- **JOB**: Output all of the data below exactly as given.

>> Begin EXCERPTED RECORDS

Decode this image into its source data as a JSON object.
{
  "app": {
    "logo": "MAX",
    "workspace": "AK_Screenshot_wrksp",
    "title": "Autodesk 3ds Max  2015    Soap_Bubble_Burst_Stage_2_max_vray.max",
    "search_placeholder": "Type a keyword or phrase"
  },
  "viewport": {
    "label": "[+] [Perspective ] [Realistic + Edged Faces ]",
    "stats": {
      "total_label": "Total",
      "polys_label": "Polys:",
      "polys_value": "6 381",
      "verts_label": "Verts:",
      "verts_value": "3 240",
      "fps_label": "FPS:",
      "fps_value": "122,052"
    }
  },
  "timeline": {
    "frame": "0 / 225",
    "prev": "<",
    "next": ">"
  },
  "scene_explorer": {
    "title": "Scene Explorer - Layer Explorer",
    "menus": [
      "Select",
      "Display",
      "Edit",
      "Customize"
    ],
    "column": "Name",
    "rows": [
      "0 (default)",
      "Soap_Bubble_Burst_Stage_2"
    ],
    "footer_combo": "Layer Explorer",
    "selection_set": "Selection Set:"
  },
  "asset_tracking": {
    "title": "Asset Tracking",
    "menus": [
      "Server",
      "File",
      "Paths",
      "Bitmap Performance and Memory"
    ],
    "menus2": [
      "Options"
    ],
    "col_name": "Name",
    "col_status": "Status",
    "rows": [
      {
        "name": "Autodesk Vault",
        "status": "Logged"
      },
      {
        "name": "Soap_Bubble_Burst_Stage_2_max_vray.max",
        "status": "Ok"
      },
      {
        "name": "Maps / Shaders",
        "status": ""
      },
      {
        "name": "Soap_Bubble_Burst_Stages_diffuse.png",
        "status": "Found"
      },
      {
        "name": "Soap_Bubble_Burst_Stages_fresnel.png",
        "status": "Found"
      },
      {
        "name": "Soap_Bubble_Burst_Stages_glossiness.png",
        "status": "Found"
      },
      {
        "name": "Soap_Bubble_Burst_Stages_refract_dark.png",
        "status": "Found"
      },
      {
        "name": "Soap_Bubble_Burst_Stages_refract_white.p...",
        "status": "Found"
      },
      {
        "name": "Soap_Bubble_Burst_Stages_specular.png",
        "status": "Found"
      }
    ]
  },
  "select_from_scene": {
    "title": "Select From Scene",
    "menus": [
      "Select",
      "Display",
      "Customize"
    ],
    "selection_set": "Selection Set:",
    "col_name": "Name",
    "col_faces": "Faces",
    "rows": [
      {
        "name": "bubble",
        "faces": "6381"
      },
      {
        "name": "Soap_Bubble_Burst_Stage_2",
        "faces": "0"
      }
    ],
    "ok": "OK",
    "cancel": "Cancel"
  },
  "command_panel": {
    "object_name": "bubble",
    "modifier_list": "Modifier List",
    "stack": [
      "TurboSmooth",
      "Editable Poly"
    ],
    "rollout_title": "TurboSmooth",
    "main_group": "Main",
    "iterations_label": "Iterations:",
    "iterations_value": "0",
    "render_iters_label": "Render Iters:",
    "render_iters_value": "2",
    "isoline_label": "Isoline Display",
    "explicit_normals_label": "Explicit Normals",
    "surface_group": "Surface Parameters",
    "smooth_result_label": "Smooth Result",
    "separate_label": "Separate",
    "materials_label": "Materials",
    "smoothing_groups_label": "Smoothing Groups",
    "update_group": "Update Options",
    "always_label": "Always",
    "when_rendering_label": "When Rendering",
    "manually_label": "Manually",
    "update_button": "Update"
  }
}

>> End EXCERPTED RECORDS

- **ANSWER IN FULL**:
Decode this image into its source data as a JSON object.
{
  "app": {
    "logo": "MAX",
    "workspace": "AK_Screenshot_wrksp",
    "title": "Autodesk 3ds Max  2015    Soap_Bubble_Burst_Stage_2_max_vray.max",
    "search_placeholder": "Type a keyword or phrase"
  },
  "viewport": {
    "label": "[+] [Perspective ] [Realistic + Edged Faces ]",
    "stats": {
      "total_label": "Total",
      "polys_label": "Polys:",
      "polys_value": "6 381",
      "verts_label": "Verts:",
      "verts_value": "3 240",
      "fps_label": "FPS:",
      "fps_value": "122,052"
    }
  },
  "timeline": {
    "frame": "0 / 225",
    "prev": "<",
    "next": ">"
  },
  "scene_explorer": {
    "title": "Scene Explorer - Layer Explorer",
    "menus": [
      "Select",
      "Display",
      "Edit",
      "Customize"
    ],
    "column": "Name",
    "rows": [
      "0 (default)",
      "Soap_Bubble_Burst_Stage_2"
    ],
    "footer_combo": "Layer Explorer",
    "selection_set": "Selection Set:"
  },
  "asset_tracking": {
    "title": "Asset Tracking",
    "menus": [
      "Server",
      "File",
      "Paths",
      "Bitmap Performance and Memory"
    ],
    "menus2": [
      "Options"
    ],
    "col_name": "Name",
    "col_status": "Status",
    "rows": [
      {
        "name": "Autodesk Vault",
        "status": "Logged"
      },
      {
        "name": "Soap_Bubble_Burst_Stage_2_max_vray.max",
        "status": "Ok"
      },
      {
        "name": "Maps / Shaders",
        "status": ""
      },
      {
        "name": "Soap_Bubble_Burst_Stages_diffuse.png",
        "status": "Found"
      },
      {
        "name": "Soap_Bubble_Burst_Stages_fresnel.png",
        "status": "Found"
      },
      {
        "name": "Soap_Bubble_Burst_Stages_glossiness.png",
        "status": "Found"
      },
      {
        "name": "Soap_Bubble_Burst_Stages_refract_dark.png",
        "status": "Found"
      },
      {
        "name": "Soap_Bubble_Burst_Stages_refract_white.p...",
        "status": "Found"
      },
      {
        "name": "Soap_Bubble_Burst_Stages_specular.png",
        "status": "Found"
      }
    ]
  },
  "select_from_scene": {
    "title": "Select From Scene",
    "menus": [
      "Select",
      "Display",
      "Customize"
    ],
    "selection_set": "Selection Set:",
    "col_name": "Name",
    "col_faces": "Faces",
    "rows": [
      {
        "name": "bubble",
        "faces": "6381"
      },
      {
        "name": "Soap_Bubble_Burst_Stage_2",
        "faces": "0"
      }
    ],
    "ok": "OK",
    "cancel": "Cancel"
  },
  "command_panel": {
    "object_name": "bubble",
    "modifier_list": "Modifier List",
    "stack": [
      "TurboSmooth",
      "Editable Poly"
    ],
    "rollout_title": "TurboSmooth",
    "main_group": "Main",
    "iterations_label": "Iterations:",
    "iterations_value": "0",
    "render_iters_label": "Render Iters:",
    "render_iters_value": "2",
    "isoline_label": "Isoline Display",
    "explicit_normals_label": "Explicit Normals",
    "surface_group": "Surface Parameters",
    "smooth_result_label": "Smooth Result",
    "separate_label": "Separate",
    "materials_label": "Materials",
    "smoothing_groups_label": "Smoothing Groups",
    "update_group": "Update Options",
    "always_label": "Always",
    "when_rendering_label": "When Rendering",
    "manually_label": "Manually",
    "update_button": "Update"
  }
}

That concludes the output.